* [Challenge]:
Below is a block of records. Copy every line in it that contains the word "Arrivals".

[Figure dataset records]
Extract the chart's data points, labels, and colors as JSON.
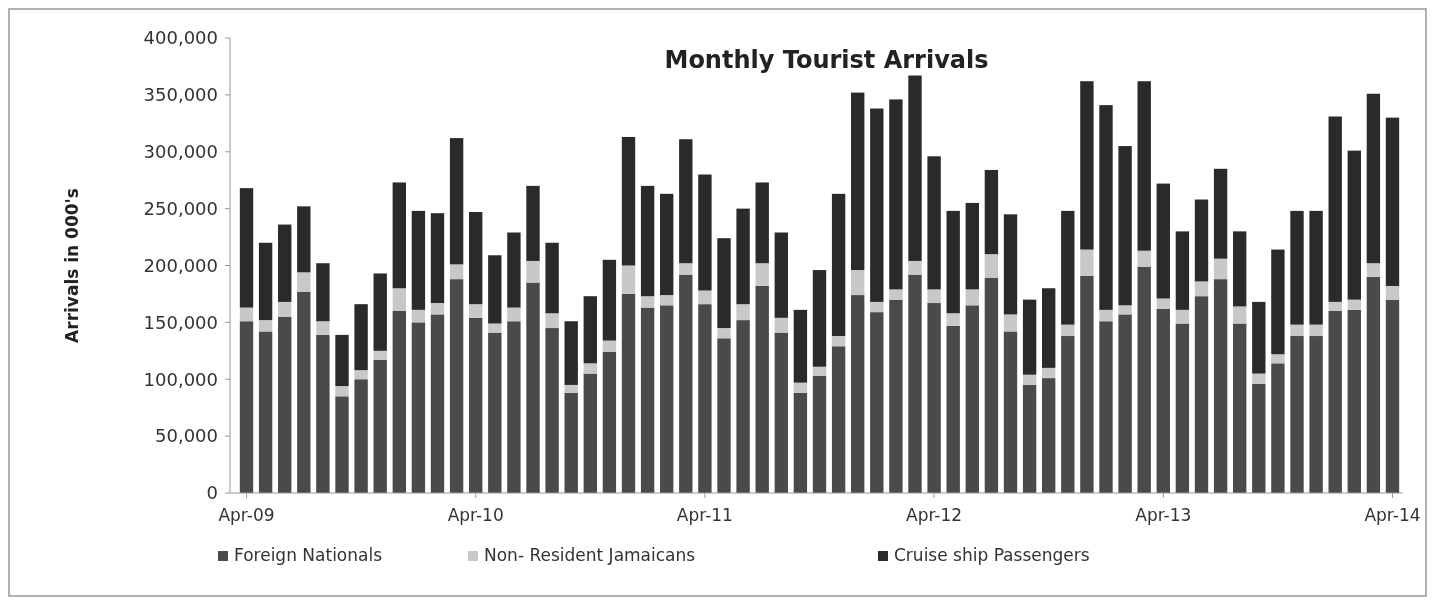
{
  "chart_data": {
    "type": "bar",
    "title": "Monthly Tourist Arrivals",
    "ylabel": "Arrivals in 000's",
    "stacked": true,
    "legend": "bottom",
    "grid": false,
    "categories": [
      "Apr-09",
      null,
      null,
      null,
      null,
      null,
      null,
      null,
      null,
      null,
      null,
      null,
      "Apr-10",
      null,
      null,
      null,
      null,
      null,
      null,
      null,
      null,
      null,
      null,
      null,
      "Apr-11",
      null,
      null,
      null,
      null,
      null,
      null,
      null,
      null,
      null,
      null,
      null,
      "Apr-12",
      null,
      null,
      null,
      null,
      null,
      null,
      null,
      null,
      null,
      null,
      null,
      "Apr-13",
      null,
      null,
      null,
      null,
      null,
      null,
      null,
      null,
      null,
      null,
      null,
      "Apr-14"
    ],
    "ylim": [
      0,
      400000
    ],
    "yticks": [
      {
        "value": 0,
        "label": "0"
      },
      {
        "value": 50000,
        "label": "50,000"
      },
      {
        "value": 100000,
        "label": "100,000"
      },
      {
        "value": 150000,
        "label": "150,000"
      },
      {
        "value": 200000,
        "label": "200,000"
      },
      {
        "value": 250000,
        "label": "250,000"
      },
      {
        "value": 300000,
        "label": "300,000"
      },
      {
        "value": 350000,
        "label": "350,000"
      },
      {
        "value": 400000,
        "label": "400,000"
      }
    ],
    "series": [
      {
        "name": "Foreign Nationals",
        "color": "#4a4a4a",
        "values": [
          151000,
          142000,
          155000,
          177000,
          139000,
          85000,
          100000,
          117000,
          160000,
          150000,
          157000,
          188000,
          154000,
          141000,
          151000,
          185000,
          145000,
          88000,
          105000,
          124000,
          175000,
          163000,
          165000,
          192000,
          166000,
          136000,
          152000,
          182000,
          141000,
          88000,
          103000,
          129000,
          174000,
          159000,
          170000,
          192000,
          167000,
          147000,
          165000,
          189000,
          142000,
          95000,
          101000,
          138000,
          191000,
          151000,
          157000,
          199000,
          162000,
          149000,
          173000,
          188000,
          149000,
          96000,
          114000,
          138000,
          138000,
          160000,
          161000,
          190000,
          170000
        ]
      },
      {
        "name": "Non- Resident Jamaicans",
        "color": "#c8c8c8",
        "values": [
          12000,
          10000,
          13000,
          17000,
          12000,
          9000,
          8000,
          8000,
          20000,
          11000,
          10000,
          13000,
          12000,
          8000,
          12000,
          19000,
          13000,
          7000,
          9000,
          10000,
          25000,
          10000,
          9000,
          10000,
          12000,
          9000,
          14000,
          20000,
          13000,
          9000,
          8000,
          9000,
          22000,
          9000,
          9000,
          12000,
          12000,
          11000,
          14000,
          21000,
          15000,
          9000,
          9000,
          10000,
          23000,
          10000,
          8000,
          14000,
          9000,
          12000,
          13000,
          18000,
          15000,
          9000,
          8000,
          10000,
          10000,
          8000,
          9000,
          12000,
          12000
        ]
      },
      {
        "name": "Cruise ship Passengers",
        "color": "#2a2a2a",
        "values": [
          105000,
          68000,
          68000,
          58000,
          51000,
          45000,
          58000,
          68000,
          93000,
          87000,
          79000,
          111000,
          81000,
          60000,
          66000,
          66000,
          62000,
          56000,
          59000,
          71000,
          113000,
          97000,
          89000,
          109000,
          102000,
          79000,
          84000,
          71000,
          75000,
          64000,
          85000,
          125000,
          156000,
          170000,
          167000,
          163000,
          117000,
          90000,
          76000,
          74000,
          88000,
          66000,
          70000,
          100000,
          148000,
          180000,
          140000,
          149000,
          101000,
          69000,
          72000,
          79000,
          66000,
          63000,
          92000,
          100000,
          100000,
          163000,
          131000,
          149000,
          148000
        ]
      }
    ]
  }
}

* [The result]:
    "title": "Monthly Tourist Arrivals",
    "ylabel": "Arrivals in 000's",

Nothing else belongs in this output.